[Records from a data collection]
━━━━━━

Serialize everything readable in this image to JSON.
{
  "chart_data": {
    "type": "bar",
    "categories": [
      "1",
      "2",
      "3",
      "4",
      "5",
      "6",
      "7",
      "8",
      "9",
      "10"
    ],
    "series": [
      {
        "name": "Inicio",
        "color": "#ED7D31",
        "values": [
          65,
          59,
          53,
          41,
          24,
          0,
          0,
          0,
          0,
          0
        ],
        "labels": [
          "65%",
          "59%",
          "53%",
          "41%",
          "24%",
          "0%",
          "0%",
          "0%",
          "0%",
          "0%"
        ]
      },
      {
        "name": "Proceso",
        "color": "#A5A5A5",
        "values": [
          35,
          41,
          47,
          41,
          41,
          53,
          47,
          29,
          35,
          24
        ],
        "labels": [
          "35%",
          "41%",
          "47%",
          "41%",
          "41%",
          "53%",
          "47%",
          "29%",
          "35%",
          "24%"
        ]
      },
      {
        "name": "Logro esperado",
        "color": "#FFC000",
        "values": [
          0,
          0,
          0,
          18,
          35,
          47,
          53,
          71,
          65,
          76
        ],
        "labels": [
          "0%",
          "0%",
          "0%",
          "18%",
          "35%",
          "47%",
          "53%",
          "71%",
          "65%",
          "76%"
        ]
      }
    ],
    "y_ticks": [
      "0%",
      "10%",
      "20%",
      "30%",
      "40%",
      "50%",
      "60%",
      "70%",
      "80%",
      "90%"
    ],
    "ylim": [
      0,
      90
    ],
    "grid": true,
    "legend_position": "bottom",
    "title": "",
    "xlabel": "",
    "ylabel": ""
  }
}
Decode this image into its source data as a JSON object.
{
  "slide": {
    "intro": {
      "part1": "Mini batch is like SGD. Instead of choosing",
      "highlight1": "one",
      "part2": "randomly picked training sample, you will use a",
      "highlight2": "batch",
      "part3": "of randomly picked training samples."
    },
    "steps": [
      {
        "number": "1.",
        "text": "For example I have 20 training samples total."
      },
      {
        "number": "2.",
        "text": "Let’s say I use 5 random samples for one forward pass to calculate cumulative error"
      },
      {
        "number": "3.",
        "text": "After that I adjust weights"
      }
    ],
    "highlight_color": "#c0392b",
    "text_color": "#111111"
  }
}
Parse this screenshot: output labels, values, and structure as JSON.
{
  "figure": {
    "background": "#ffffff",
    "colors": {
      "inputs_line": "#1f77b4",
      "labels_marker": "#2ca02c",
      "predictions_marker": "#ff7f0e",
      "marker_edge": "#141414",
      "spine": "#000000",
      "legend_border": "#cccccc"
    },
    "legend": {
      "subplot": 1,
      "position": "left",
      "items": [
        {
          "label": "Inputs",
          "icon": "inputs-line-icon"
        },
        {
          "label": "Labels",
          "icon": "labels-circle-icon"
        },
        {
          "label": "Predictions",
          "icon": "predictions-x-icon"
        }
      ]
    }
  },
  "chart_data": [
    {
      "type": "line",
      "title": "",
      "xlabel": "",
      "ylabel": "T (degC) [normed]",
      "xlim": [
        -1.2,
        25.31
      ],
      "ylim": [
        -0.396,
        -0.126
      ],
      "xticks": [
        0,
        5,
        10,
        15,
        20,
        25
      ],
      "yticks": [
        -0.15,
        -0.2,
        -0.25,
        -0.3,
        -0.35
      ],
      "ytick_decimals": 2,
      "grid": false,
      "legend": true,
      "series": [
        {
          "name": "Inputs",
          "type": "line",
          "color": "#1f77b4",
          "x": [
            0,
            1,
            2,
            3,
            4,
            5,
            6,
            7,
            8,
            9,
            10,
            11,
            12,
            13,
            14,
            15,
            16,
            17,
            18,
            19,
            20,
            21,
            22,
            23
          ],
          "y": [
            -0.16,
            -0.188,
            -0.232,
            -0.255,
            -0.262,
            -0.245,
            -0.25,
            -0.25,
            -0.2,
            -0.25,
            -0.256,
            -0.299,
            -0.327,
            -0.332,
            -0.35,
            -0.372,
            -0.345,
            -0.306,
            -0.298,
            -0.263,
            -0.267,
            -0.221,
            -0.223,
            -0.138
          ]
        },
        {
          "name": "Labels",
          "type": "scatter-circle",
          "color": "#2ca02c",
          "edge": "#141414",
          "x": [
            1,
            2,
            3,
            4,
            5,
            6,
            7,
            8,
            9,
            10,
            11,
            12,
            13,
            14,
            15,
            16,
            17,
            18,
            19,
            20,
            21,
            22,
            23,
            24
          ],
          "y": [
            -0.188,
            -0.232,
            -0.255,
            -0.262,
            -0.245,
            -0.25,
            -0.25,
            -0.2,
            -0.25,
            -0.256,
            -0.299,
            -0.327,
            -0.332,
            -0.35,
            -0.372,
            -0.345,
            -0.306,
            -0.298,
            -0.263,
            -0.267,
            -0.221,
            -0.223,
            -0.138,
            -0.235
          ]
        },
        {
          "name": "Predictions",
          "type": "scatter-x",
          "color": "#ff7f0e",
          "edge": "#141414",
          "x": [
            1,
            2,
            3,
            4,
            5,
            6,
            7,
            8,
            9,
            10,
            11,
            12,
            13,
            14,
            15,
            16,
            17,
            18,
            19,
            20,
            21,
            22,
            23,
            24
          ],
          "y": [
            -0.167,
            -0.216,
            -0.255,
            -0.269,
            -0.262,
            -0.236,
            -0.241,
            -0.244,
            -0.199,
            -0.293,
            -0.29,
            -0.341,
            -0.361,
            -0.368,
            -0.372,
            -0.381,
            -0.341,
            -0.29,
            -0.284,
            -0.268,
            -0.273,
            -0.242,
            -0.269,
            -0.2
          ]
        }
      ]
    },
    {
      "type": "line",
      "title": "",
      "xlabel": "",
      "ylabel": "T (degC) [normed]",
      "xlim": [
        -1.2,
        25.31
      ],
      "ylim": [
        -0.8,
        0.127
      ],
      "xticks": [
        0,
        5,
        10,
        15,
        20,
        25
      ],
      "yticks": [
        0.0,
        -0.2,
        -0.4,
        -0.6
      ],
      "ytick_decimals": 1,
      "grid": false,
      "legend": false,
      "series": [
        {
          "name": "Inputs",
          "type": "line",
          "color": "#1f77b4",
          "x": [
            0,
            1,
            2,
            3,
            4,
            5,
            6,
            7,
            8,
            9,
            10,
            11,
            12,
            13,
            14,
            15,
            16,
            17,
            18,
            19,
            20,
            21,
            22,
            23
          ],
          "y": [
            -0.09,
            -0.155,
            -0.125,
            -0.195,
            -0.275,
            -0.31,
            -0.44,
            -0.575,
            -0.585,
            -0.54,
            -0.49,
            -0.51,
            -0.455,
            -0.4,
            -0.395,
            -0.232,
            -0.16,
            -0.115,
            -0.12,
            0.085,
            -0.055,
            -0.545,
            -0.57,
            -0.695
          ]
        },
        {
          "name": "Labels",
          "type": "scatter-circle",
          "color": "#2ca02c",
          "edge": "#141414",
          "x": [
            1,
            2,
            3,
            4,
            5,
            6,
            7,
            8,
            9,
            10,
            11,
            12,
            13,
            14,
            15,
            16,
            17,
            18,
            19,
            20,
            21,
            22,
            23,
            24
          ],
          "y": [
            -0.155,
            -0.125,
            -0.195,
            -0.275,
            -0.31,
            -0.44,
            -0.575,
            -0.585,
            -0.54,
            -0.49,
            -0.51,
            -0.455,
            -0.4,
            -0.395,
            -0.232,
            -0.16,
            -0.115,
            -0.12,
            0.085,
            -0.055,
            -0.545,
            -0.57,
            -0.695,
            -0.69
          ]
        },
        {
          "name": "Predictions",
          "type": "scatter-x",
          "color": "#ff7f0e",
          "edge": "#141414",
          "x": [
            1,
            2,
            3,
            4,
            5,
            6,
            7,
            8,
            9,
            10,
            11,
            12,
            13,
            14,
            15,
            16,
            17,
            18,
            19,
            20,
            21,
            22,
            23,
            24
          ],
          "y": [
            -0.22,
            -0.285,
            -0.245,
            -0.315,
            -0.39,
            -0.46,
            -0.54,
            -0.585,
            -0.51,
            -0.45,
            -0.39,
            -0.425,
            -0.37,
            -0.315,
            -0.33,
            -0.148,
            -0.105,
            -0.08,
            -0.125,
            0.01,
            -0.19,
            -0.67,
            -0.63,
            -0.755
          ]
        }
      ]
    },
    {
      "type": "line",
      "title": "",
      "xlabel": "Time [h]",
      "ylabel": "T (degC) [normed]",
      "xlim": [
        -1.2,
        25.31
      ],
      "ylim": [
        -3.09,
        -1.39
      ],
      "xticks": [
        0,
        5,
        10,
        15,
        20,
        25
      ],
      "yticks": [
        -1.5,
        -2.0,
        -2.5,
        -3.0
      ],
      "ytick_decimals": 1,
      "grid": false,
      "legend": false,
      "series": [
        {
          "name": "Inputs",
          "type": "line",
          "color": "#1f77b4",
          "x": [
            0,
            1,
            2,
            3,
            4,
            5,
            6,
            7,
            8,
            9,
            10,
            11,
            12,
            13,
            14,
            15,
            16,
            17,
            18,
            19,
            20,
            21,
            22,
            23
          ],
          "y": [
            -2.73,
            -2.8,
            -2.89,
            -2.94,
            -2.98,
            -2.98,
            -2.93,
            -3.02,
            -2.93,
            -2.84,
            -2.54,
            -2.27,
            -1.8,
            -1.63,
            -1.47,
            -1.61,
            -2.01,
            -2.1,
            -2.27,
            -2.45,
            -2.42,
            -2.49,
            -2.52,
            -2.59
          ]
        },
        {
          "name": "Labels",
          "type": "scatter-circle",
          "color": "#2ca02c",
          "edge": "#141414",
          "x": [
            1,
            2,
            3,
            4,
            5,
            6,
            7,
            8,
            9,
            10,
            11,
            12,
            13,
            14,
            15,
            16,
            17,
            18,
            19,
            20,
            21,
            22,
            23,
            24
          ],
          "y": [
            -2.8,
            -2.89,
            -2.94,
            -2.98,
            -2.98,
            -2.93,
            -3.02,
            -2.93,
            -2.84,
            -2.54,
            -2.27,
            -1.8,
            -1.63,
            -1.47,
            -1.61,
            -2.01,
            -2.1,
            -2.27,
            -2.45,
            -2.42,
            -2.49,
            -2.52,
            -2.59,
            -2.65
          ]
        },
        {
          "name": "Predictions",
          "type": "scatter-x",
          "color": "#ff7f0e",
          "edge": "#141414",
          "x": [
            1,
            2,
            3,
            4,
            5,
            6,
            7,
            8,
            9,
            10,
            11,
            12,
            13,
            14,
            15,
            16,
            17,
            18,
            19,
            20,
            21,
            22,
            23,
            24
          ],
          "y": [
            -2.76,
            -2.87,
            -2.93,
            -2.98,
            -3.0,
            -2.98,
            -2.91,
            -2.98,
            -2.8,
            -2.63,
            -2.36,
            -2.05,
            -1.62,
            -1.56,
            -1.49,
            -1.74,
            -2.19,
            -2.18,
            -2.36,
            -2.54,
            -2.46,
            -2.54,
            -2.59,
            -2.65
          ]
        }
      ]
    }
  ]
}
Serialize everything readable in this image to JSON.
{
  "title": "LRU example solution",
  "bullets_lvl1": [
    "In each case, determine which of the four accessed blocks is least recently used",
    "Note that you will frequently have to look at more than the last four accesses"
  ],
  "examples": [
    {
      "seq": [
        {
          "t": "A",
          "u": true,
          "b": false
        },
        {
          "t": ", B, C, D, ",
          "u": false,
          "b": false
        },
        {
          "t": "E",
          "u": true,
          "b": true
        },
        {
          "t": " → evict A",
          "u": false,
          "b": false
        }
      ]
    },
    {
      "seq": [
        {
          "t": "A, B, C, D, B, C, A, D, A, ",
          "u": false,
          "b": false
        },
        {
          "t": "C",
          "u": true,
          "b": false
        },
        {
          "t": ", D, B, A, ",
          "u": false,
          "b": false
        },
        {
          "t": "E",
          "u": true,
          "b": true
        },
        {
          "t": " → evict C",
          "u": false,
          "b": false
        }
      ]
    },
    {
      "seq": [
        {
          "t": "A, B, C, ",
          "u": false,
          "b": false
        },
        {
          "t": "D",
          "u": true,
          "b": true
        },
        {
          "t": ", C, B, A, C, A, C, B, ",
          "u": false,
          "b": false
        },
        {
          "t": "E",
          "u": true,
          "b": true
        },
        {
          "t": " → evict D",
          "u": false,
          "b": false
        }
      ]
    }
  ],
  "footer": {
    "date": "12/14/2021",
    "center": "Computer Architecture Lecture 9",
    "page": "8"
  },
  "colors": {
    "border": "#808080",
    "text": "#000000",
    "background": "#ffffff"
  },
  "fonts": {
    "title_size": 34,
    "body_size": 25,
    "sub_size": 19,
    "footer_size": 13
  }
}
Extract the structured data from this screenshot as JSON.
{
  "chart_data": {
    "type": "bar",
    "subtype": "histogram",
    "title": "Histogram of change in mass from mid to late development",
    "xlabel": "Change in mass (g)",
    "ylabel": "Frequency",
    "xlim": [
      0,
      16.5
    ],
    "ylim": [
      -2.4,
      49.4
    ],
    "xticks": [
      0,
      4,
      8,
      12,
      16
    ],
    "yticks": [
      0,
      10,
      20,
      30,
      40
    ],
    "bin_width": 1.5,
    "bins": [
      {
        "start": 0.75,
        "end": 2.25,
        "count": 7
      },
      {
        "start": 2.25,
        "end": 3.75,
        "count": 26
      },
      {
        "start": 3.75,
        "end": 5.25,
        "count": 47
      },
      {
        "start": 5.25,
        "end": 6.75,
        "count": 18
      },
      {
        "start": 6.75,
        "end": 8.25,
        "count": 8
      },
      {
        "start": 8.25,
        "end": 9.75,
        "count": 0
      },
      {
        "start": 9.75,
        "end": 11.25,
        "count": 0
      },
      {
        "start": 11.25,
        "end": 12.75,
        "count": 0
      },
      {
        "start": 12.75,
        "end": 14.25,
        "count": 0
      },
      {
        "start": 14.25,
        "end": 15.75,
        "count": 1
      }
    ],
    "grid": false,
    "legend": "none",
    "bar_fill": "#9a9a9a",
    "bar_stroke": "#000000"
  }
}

━━━━━━

Task prompt: The answer is a single number, the count of lines in the records that contain the string "mass".

Reply to the exercise: 2